▶ [Data for processing]
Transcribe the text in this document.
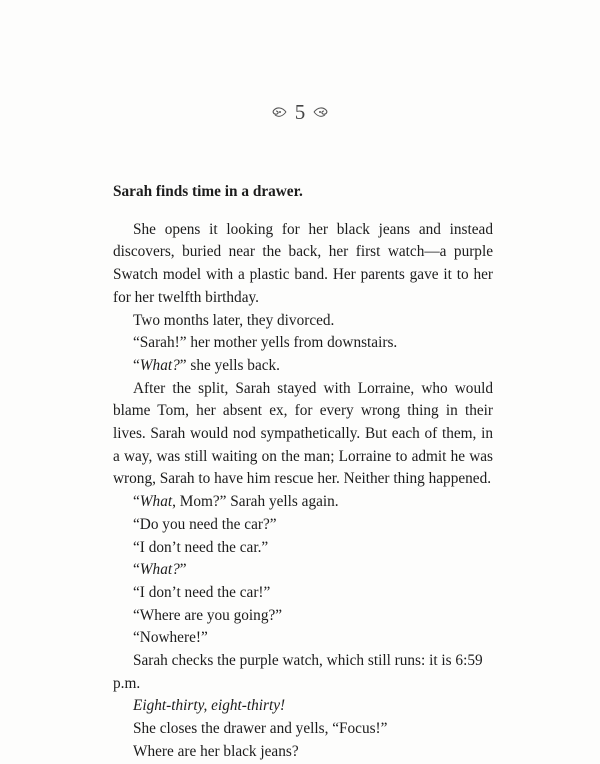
5
Sarah finds time in a drawer.

She opens it looking for her black jeans and instead discovers, buried near the back, her first watch—a purple Swatch model with a plastic band. Her parents gave it to her for her twelfth birthday.

Two months later, they divorced.

“Sarah!” her mother yells from downstairs.

“What?” she yells back.

After the split, Sarah stayed with Lorraine, who would blame Tom, her absent ex, for every wrong thing in their lives. Sarah would nod sympathetically. But each of them, in a way, was still waiting on the man; Lorraine to admit he was wrong, Sarah to have him rescue her. Neither thing happened.

“What, Mom?” Sarah yells again.

“Do you need the car?”

“I don’t need the car.”

“What?”

“I don’t need the car!”

“Where are you going?”

“Nowhere!”

Sarah checks the purple watch, which still runs: it is 6:59 p.m.

Eight-thirty, eight-thirty!

She closes the drawer and yells, “Focus!”

Where are her black jeans?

▶ [Work to do]
Without including any pictures, output all the entries above exactly.

▶ [The output]
Transcribe the text in this document.
5
Sarah finds time in a drawer.

She opens it looking for her black jeans and instead discovers, buried near the back, her first watch—a purple Swatch model with a plastic band. Her parents gave it to her for her twelfth birthday.

Two months later, they divorced.

“Sarah!” her mother yells from downstairs.

“What?” she yells back.

After the split, Sarah stayed with Lorraine, who would blame Tom, her absent ex, for every wrong thing in their lives. Sarah would nod sympathetically. But each of them, in a way, was still waiting on the man; Lorraine to admit he was wrong, Sarah to have him rescue her. Neither thing happened.

“What, Mom?” Sarah yells again.

“Do you need the car?”

“I don’t need the car.”

“What?”

“I don’t need the car!”

“Where are you going?”

“Nowhere!”

Sarah checks the purple watch, which still runs: it is 6:59 p.m.

Eight-thirty, eight-thirty!

She closes the drawer and yells, “Focus!”

Where are her black jeans?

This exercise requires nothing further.